» **WHAT TO PRODUCE**: Each of the entries should be retyped precisely as it appears.

» **DATASET ENTRIES**:

================================

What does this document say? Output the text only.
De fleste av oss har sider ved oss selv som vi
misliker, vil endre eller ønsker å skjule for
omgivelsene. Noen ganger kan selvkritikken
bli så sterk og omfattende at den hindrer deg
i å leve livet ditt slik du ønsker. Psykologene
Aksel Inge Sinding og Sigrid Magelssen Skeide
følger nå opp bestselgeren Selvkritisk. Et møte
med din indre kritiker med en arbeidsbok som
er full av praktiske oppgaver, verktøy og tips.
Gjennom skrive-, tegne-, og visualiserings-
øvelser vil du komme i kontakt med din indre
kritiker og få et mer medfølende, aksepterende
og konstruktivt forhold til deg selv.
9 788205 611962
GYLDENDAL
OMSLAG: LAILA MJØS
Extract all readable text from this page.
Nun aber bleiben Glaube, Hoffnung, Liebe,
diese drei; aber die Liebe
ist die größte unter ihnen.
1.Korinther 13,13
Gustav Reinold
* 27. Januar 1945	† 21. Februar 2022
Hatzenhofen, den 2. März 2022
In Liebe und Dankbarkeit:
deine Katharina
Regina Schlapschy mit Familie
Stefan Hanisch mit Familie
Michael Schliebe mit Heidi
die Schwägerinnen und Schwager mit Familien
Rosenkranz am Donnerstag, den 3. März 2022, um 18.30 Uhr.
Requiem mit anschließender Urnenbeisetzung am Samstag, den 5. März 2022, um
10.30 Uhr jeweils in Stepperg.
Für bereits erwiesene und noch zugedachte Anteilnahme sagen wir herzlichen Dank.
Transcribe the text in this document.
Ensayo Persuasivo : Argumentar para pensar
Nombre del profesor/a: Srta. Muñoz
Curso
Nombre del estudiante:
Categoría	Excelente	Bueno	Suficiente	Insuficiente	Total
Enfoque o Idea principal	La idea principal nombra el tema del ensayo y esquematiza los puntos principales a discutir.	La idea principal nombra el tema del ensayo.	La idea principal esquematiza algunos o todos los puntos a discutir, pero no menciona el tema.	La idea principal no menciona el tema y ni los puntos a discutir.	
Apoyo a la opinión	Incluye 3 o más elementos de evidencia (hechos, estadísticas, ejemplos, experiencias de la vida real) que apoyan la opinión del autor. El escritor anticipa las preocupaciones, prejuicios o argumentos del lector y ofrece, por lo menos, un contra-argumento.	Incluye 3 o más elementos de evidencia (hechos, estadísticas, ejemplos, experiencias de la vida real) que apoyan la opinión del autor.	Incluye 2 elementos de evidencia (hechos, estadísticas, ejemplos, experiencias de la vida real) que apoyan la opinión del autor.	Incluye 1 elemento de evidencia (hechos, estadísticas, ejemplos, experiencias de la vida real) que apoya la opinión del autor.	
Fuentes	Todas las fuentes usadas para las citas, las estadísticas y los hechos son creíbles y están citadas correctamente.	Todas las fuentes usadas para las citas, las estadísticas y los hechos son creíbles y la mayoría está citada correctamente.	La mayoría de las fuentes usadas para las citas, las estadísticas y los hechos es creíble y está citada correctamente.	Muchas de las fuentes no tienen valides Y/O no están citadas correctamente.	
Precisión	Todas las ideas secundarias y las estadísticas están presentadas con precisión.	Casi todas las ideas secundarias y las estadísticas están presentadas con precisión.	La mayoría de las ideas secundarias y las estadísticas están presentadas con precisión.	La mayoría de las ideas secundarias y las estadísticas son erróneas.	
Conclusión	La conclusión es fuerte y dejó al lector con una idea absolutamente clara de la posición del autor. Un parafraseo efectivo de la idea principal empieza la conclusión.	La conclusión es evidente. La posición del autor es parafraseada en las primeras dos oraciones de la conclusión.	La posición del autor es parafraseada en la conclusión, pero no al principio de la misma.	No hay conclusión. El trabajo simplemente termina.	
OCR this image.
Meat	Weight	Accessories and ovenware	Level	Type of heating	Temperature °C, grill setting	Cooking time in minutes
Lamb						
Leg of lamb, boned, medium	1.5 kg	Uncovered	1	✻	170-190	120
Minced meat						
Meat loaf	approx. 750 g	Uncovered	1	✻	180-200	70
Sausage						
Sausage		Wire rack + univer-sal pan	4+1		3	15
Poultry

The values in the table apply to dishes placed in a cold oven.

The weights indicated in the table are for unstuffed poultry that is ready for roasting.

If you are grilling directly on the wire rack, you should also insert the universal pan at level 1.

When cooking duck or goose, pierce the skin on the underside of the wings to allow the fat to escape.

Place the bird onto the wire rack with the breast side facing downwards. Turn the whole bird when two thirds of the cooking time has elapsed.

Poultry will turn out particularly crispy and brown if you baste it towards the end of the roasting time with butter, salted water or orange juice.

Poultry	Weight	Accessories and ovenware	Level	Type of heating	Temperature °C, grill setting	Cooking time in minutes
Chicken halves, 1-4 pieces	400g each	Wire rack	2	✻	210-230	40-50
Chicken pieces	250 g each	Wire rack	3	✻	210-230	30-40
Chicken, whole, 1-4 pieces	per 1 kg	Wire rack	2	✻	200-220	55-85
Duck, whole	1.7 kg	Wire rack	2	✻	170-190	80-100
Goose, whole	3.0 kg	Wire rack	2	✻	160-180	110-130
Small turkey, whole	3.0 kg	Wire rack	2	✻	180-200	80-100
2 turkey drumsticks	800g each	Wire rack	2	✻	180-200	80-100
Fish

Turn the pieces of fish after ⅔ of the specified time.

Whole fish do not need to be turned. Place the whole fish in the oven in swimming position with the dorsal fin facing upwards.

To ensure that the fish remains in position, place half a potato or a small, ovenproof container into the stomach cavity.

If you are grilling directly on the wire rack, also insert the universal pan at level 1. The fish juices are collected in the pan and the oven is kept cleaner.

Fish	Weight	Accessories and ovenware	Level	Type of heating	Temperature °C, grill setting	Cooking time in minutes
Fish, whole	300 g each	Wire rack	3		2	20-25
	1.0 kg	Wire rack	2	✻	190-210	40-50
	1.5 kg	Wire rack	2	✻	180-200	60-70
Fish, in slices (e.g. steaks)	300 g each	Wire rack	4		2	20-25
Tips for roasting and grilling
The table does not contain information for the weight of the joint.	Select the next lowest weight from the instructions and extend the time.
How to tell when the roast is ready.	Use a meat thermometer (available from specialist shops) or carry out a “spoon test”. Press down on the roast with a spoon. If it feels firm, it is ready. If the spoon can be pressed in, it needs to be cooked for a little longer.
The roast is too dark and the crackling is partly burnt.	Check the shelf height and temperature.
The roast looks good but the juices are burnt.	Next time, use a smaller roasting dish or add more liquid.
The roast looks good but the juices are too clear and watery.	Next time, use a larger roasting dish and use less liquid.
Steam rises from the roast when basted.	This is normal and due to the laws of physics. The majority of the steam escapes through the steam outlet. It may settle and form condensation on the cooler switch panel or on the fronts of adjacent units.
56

================================

» **ANSWER TO THIS EXERCISE**:
What does this document say? Output the text only.
De fleste av oss har sider ved oss selv som vi
misliker, vil endre eller ønsker å skjule for
omgivelsene. Noen ganger kan selvkritikken
bli så sterk og omfattende at den hindrer deg
i å leve livet ditt slik du ønsker. Psykologene
Aksel Inge Sinding og Sigrid Magelssen Skeide
følger nå opp bestselgeren Selvkritisk. Et møte
med din indre kritiker med en arbeidsbok som
er full av praktiske oppgaver, verktøy og tips.
Gjennom skrive-, tegne-, og visualiserings-
øvelser vil du komme i kontakt med din indre
kritiker og få et mer medfølende, aksepterende
og konstruktivt forhold til deg selv.
9 788205 611962
GYLDENDAL
OMSLAG: LAILA MJØS
Extract all readable text from this page.
Nun aber bleiben Glaube, Hoffnung, Liebe,
diese drei; aber die Liebe
ist die größte unter ihnen.
1.Korinther 13,13
Gustav Reinold
* 27. Januar 1945	† 21. Februar 2022
Hatzenhofen, den 2. März 2022
In Liebe und Dankbarkeit:
deine Katharina
Regina Schlapschy mit Familie
Stefan Hanisch mit Familie
Michael Schliebe mit Heidi
die Schwägerinnen und Schwager mit Familien
Rosenkranz am Donnerstag, den 3. März 2022, um 18.30 Uhr.
Requiem mit anschließender Urnenbeisetzung am Samstag, den 5. März 2022, um
10.30 Uhr jeweils in Stepperg.
Für bereits erwiesene und noch zugedachte Anteilnahme sagen wir herzlichen Dank.
Transcribe the text in this document.
Ensayo Persuasivo : Argumentar para pensar
Nombre del profesor/a: Srta. Muñoz
Curso
Nombre del estudiante:
Categoría	Excelente	Bueno	Suficiente	Insuficiente	Total
Enfoque o Idea principal	La idea principal nombra el tema del ensayo y esquematiza los puntos principales a discutir.	La idea principal nombra el tema del ensayo.	La idea principal esquematiza algunos o todos los puntos a discutir, pero no menciona el tema.	La idea principal no menciona el tema y ni los puntos a discutir.	
Apoyo a la opinión	Incluye 3 o más elementos de evidencia (hechos, estadísticas, ejemplos, experiencias de la vida real) que apoyan la opinión del autor. El escritor anticipa las preocupaciones, prejuicios o argumentos del lector y ofrece, por lo menos, un contra-argumento.	Incluye 3 o más elementos de evidencia (hechos, estadísticas, ejemplos, experiencias de la vida real) que apoyan la opinión del autor.	Incluye 2 elementos de evidencia (hechos, estadísticas, ejemplos, experiencias de la vida real) que apoyan la opinión del autor.	Incluye 1 elemento de evidencia (hechos, estadísticas, ejemplos, experiencias de la vida real) que apoya la opinión del autor.	
Fuentes	Todas las fuentes usadas para las citas, las estadísticas y los hechos son creíbles y están citadas correctamente.	Todas las fuentes usadas para las citas, las estadísticas y los hechos son creíbles y la mayoría está citada correctamente.	La mayoría de las fuentes usadas para las citas, las estadísticas y los hechos es creíble y está citada correctamente.	Muchas de las fuentes no tienen valides Y/O no están citadas correctamente.	
Precisión	Todas las ideas secundarias y las estadísticas están presentadas con precisión.	Casi todas las ideas secundarias y las estadísticas están presentadas con precisión.	La mayoría de las ideas secundarias y las estadísticas están presentadas con precisión.	La mayoría de las ideas secundarias y las estadísticas son erróneas.	
Conclusión	La conclusión es fuerte y dejó al lector con una idea absolutamente clara de la posición del autor. Un parafraseo efectivo de la idea principal empieza la conclusión.	La conclusión es evidente. La posición del autor es parafraseada en las primeras dos oraciones de la conclusión.	La posición del autor es parafraseada en la conclusión, pero no al principio de la misma.	No hay conclusión. El trabajo simplemente termina.	
OCR this image.
Meat	Weight	Accessories and ovenware	Level	Type of heating	Temperature °C, grill setting	Cooking time in minutes
Lamb						
Leg of lamb, boned, medium	1.5 kg	Uncovered	1	✻	170-190	120
Minced meat						
Meat loaf	approx. 750 g	Uncovered	1	✻	180-200	70
Sausage						
Sausage		Wire rack + univer-sal pan	4+1		3	15
Poultry

The values in the table apply to dishes placed in a cold oven.

The weights indicated in the table are for unstuffed poultry that is ready for roasting.

If you are grilling directly on the wire rack, you should also insert the universal pan at level 1.

When cooking duck or goose, pierce the skin on the underside of the wings to allow the fat to escape.

Place the bird onto the wire rack with the breast side facing downwards. Turn the whole bird when two thirds of the cooking time has elapsed.

Poultry will turn out particularly crispy and brown if you baste it towards the end of the roasting time with butter, salted water or orange juice.

Poultry	Weight	Accessories and ovenware	Level	Type of heating	Temperature °C, grill setting	Cooking time in minutes
Chicken halves, 1-4 pieces	400g each	Wire rack	2	✻	210-230	40-50
Chicken pieces	250 g each	Wire rack	3	✻	210-230	30-40
Chicken, whole, 1-4 pieces	per 1 kg	Wire rack	2	✻	200-220	55-85
Duck, whole	1.7 kg	Wire rack	2	✻	170-190	80-100
Goose, whole	3.0 kg	Wire rack	2	✻	160-180	110-130
Small turkey, whole	3.0 kg	Wire rack	2	✻	180-200	80-100
2 turkey drumsticks	800g each	Wire rack	2	✻	180-200	80-100
Fish

Turn the pieces of fish after ⅔ of the specified time.

Whole fish do not need to be turned. Place the whole fish in the oven in swimming position with the dorsal fin facing upwards.

To ensure that the fish remains in position, place half a potato or a small, ovenproof container into the stomach cavity.

If you are grilling directly on the wire rack, also insert the universal pan at level 1. The fish juices are collected in the pan and the oven is kept cleaner.

Fish	Weight	Accessories and ovenware	Level	Type of heating	Temperature °C, grill setting	Cooking time in minutes
Fish, whole	300 g each	Wire rack	3		2	20-25
	1.0 kg	Wire rack	2	✻	190-210	40-50
	1.5 kg	Wire rack	2	✻	180-200	60-70
Fish, in slices (e.g. steaks)	300 g each	Wire rack	4		2	20-25
Tips for roasting and grilling
The table does not contain information for the weight of the joint.	Select the next lowest weight from the instructions and extend the time.
How to tell when the roast is ready.	Use a meat thermometer (available from specialist shops) or carry out a “spoon test”. Press down on the roast with a spoon. If it feels firm, it is ready. If the spoon can be pressed in, it needs to be cooked for a little longer.
The roast is too dark and the crackling is partly burnt.	Check the shelf height and temperature.
The roast looks good but the juices are burnt.	Next time, use a smaller roasting dish or add more liquid.
The roast looks good but the juices are too clear and watery.	Next time, use a larger roasting dish and use less liquid.
Steam rises from the roast when basted.	This is normal and due to the laws of physics. The majority of the steam escapes through the steam outlet. It may settle and form condensation on the cooler switch panel or on the fronts of adjacent units.
56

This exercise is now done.